**Stated problem**
Transcribe the listing word for word.

**Data entries for graphics**
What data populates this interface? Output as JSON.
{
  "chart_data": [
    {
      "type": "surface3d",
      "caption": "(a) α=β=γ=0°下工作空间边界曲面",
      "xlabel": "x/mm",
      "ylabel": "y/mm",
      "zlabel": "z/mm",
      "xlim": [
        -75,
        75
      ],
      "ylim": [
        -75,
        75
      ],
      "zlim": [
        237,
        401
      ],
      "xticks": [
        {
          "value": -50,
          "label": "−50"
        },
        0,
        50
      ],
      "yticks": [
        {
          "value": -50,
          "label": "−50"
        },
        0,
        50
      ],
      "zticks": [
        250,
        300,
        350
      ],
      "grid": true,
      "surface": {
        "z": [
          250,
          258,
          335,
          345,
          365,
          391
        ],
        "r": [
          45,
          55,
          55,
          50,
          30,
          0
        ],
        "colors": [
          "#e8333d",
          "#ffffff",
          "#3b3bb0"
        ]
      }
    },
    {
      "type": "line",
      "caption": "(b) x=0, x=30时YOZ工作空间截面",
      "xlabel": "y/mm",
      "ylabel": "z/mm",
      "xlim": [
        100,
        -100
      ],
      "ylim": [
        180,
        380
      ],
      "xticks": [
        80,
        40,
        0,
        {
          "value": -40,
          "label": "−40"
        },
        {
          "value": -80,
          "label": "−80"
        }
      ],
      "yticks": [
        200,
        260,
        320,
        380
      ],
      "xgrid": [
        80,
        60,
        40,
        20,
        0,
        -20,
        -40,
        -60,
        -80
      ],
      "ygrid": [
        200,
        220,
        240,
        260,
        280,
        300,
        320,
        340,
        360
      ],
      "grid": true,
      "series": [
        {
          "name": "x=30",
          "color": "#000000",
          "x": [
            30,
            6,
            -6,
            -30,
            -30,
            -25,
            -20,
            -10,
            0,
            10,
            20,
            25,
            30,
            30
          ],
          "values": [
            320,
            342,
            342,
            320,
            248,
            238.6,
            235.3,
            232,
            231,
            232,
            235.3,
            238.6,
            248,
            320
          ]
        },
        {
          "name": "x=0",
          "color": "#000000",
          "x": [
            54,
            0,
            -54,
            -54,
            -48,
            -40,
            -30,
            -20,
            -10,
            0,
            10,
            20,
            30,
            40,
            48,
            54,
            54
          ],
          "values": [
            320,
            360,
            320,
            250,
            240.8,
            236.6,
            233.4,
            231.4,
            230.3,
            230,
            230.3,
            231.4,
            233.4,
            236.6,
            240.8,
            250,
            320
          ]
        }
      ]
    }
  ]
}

**Answer for this exercise**
What data populates this interface? Output as JSON.
{
  "chart_data": [
    {
      "type": "surface3d",
      "caption": "(a) α=β=γ=0°下工作空间边界曲面",
      "xlabel": "x/mm",
      "ylabel": "y/mm",
      "zlabel": "z/mm",
      "xlim": [
        -75,
        75
      ],
      "ylim": [
        -75,
        75
      ],
      "zlim": [
        237,
        401
      ],
      "xticks": [
        {
          "value": -50,
          "label": "−50"
        },
        0,
        50
      ],
      "yticks": [
        {
          "value": -50,
          "label": "−50"
        },
        0,
        50
      ],
      "zticks": [
        250,
        300,
        350
      ],
      "grid": true,
      "surface": {
        "z": [
          250,
          258,
          335,
          345,
          365,
          391
        ],
        "r": [
          45,
          55,
          55,
          50,
          30,
          0
        ],
        "colors": [
          "#e8333d",
          "#ffffff",
          "#3b3bb0"
        ]
      }
    },
    {
      "type": "line",
      "caption": "(b) x=0, x=30时YOZ工作空间截面",
      "xlabel": "y/mm",
      "ylabel": "z/mm",
      "xlim": [
        100,
        -100
      ],
      "ylim": [
        180,
        380
      ],
      "xticks": [
        80,
        40,
        0,
        {
          "value": -40,
          "label": "−40"
        },
        {
          "value": -80,
          "label": "−80"
        }
      ],
      "yticks": [
        200,
        260,
        320,
        380
      ],
      "xgrid": [
        80,
        60,
        40,
        20,
        0,
        -20,
        -40,
        -60,
        -80
      ],
      "ygrid": [
        200,
        220,
        240,
        260,
        280,
        300,
        320,
        340,
        360
      ],
      "grid": true,
      "series": [
        {
          "name": "x=30",
          "color": "#000000",
          "x": [
            30,
            6,
            -6,
            -30,
            -30,
            -25,
            -20,
            -10,
            0,
            10,
            20,
            25,
            30,
            30
          ],
          "values": [
            320,
            342,
            342,
            320,
            248,
            238.6,
            235.3,
            232,
            231,
            232,
            235.3,
            238.6,
            248,
            320
          ]
        },
        {
          "name": "x=0",
          "color": "#000000",
          "x": [
            54,
            0,
            -54,
            -54,
            -48,
            -40,
            -30,
            -20,
            -10,
            0,
            10,
            20,
            30,
            40,
            48,
            54,
            54
          ],
          "values": [
            320,
            360,
            320,
            250,
            240.8,
            236.6,
            233.4,
            231.4,
            230.3,
            230,
            230.3,
            231.4,
            233.4,
            236.6,
            240.8,
            250,
            320
          ]
        }
      ]
    }
  ]
}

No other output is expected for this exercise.